_OBJECTIVE_
Report the count of lines below that include "legend", without any other text.

_DATA EXTRACT_
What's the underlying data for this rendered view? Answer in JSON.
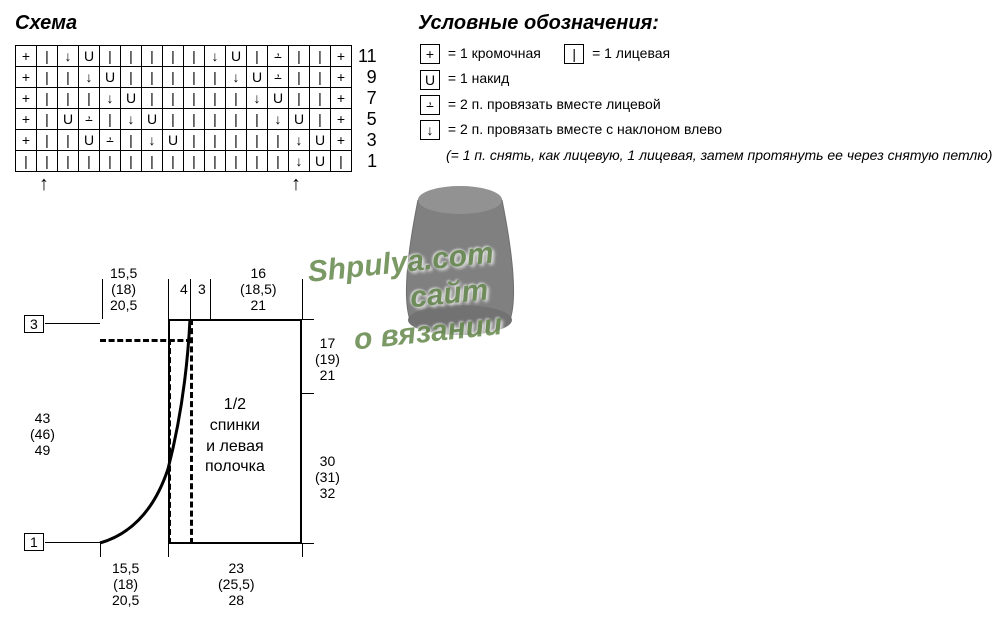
{
  "titles": {
    "chart": "Схема",
    "legend": "Условные обозначения:"
  },
  "chart": {
    "cols": 16,
    "row_numbers": [
      "11",
      "9",
      "7",
      "5",
      "3",
      "1"
    ],
    "symbols": {
      "plus": "+",
      "knit": "|",
      "yo": "U",
      "k2tog": "⨩",
      "ssk": "↓"
    },
    "grid": [
      [
        "+",
        "|",
        "↓",
        "U",
        "|",
        "|",
        "|",
        "|",
        "|",
        "↓",
        "U",
        "|",
        "⨩",
        "|",
        "|",
        "+"
      ],
      [
        "+",
        "|",
        "|",
        "↓",
        "U",
        "|",
        "|",
        "|",
        "|",
        "|",
        "↓",
        "U",
        "⨩",
        "|",
        "|",
        "+"
      ],
      [
        "+",
        "|",
        "|",
        "|",
        "↓",
        "U",
        "|",
        "|",
        "|",
        "|",
        "|",
        "↓",
        "U",
        "|",
        "|",
        "+"
      ],
      [
        "+",
        "|",
        "U",
        "⨩",
        "|",
        "↓",
        "U",
        "|",
        "|",
        "|",
        "|",
        "|",
        "↓",
        "U",
        "|",
        "+"
      ],
      [
        "+",
        "|",
        "|",
        "U",
        "⨩",
        "|",
        "↓",
        "U",
        "|",
        "|",
        "|",
        "|",
        "|",
        "↓",
        "U",
        "+"
      ],
      [
        "|",
        "|",
        "|",
        "|",
        "|",
        "|",
        "|",
        "|",
        "|",
        "|",
        "|",
        "|",
        "|",
        "↓",
        "U",
        "|"
      ]
    ],
    "arrow_cols": [
      1,
      13
    ]
  },
  "legend": {
    "items": [
      {
        "sym": "+",
        "text": "= 1 кромочная"
      },
      {
        "sym": "|",
        "text": "= 1 лицевая",
        "inline_right": true
      },
      {
        "sym": "U",
        "text": "= 1 накид"
      },
      {
        "sym": "⨩",
        "text": "= 2 п. провязать вместе лицевой"
      },
      {
        "sym": "↓",
        "text": "= 2 п. провязать вместе с наклоном влево"
      }
    ],
    "note": "(= 1 п. снять, как лицевую, 1 лицевая, затем протянуть ее через снятую петлю)"
  },
  "schematic": {
    "label": "1/2\nспинки\nи левая\nполочка",
    "top_dims": {
      "left": "15,5\n(18)\n20,5",
      "mid_l": "4",
      "mid_r": "3",
      "right": "16\n(18,5)\n21"
    },
    "left_box": "3",
    "left_dim": "43\n(46)\n49",
    "right_dims": {
      "upper": "17\n(19)\n21",
      "lower": "30\n(31)\n32"
    },
    "bottom_left_box": "1",
    "bottom_dims": {
      "left": "15,5\n(18)\n20,5",
      "right": "23\n(25,5)\n28"
    }
  },
  "watermark": {
    "line1": "Shpulya.com",
    "line2": "сайт",
    "line3": "о вязании"
  }
}
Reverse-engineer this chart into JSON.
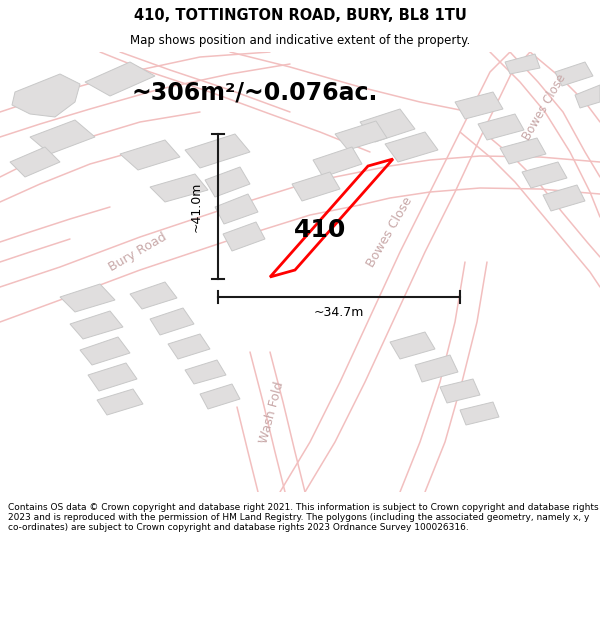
{
  "title": "410, TOTTINGTON ROAD, BURY, BL8 1TU",
  "subtitle": "Map shows position and indicative extent of the property.",
  "area_text": "~306m²/~0.076ac.",
  "property_number": "410",
  "dim_width": "~34.7m",
  "dim_height": "~41.0m",
  "footer": "Contains OS data © Crown copyright and database right 2021. This information is subject to Crown copyright and database rights 2023 and is reproduced with the permission of HM Land Registry. The polygons (including the associated geometry, namely x, y co-ordinates) are subject to Crown copyright and database rights 2023 Ordnance Survey 100026316.",
  "bg_color": "#ffffff",
  "road_color": "#f2bfbf",
  "building_color": "#e0dede",
  "building_edge": "#c8c8c8",
  "red_plot_color": "#ff0000",
  "road_label_color": "#c8a8a8",
  "dim_line_color": "#1a1a1a",
  "title_fontsize": 10.5,
  "subtitle_fontsize": 8.5,
  "area_fontsize": 17,
  "label_fontsize": 9,
  "footer_fontsize": 6.5,
  "number_fontsize": 18
}
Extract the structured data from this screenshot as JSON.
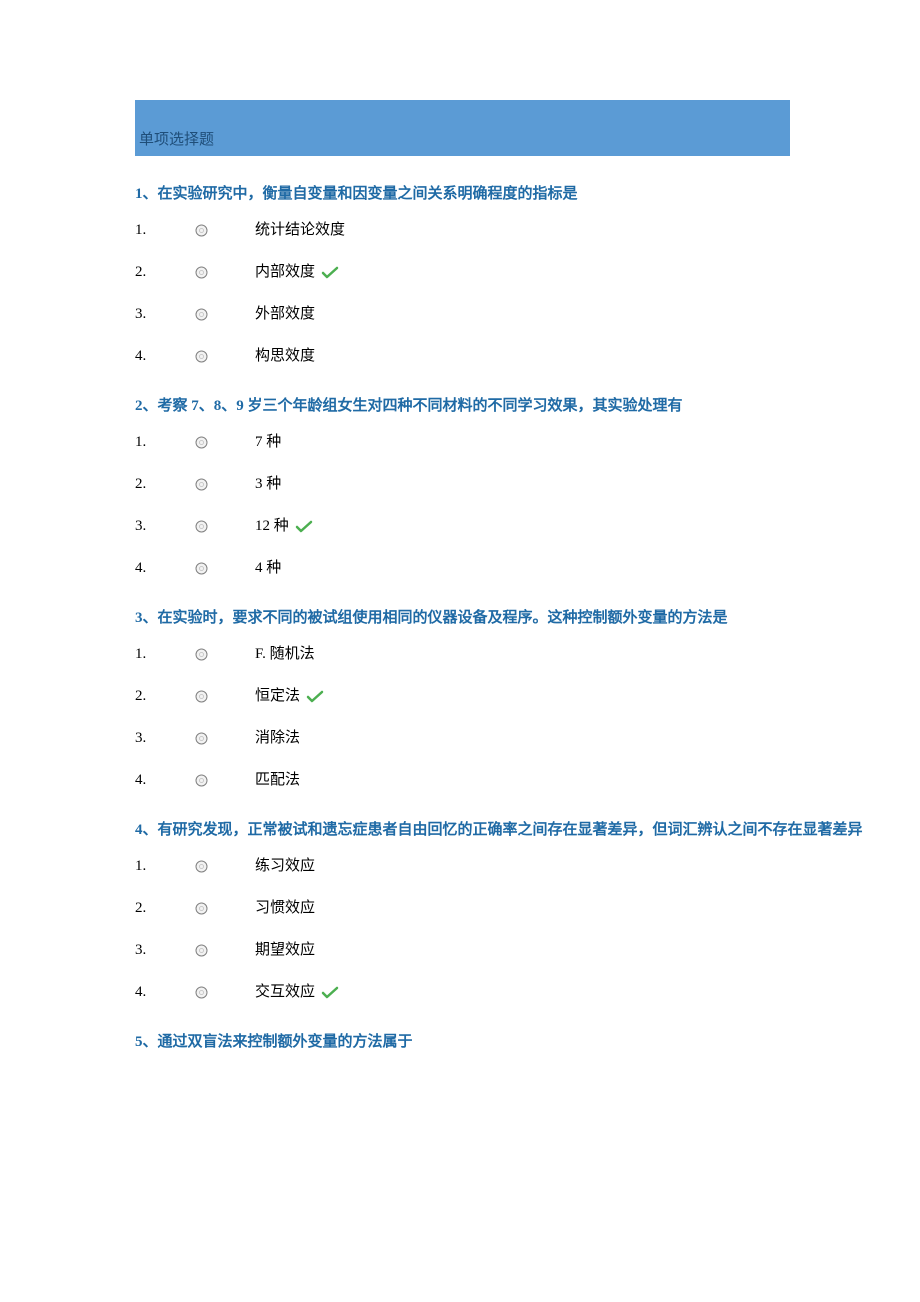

_OUTPUT OF THE TASK_
2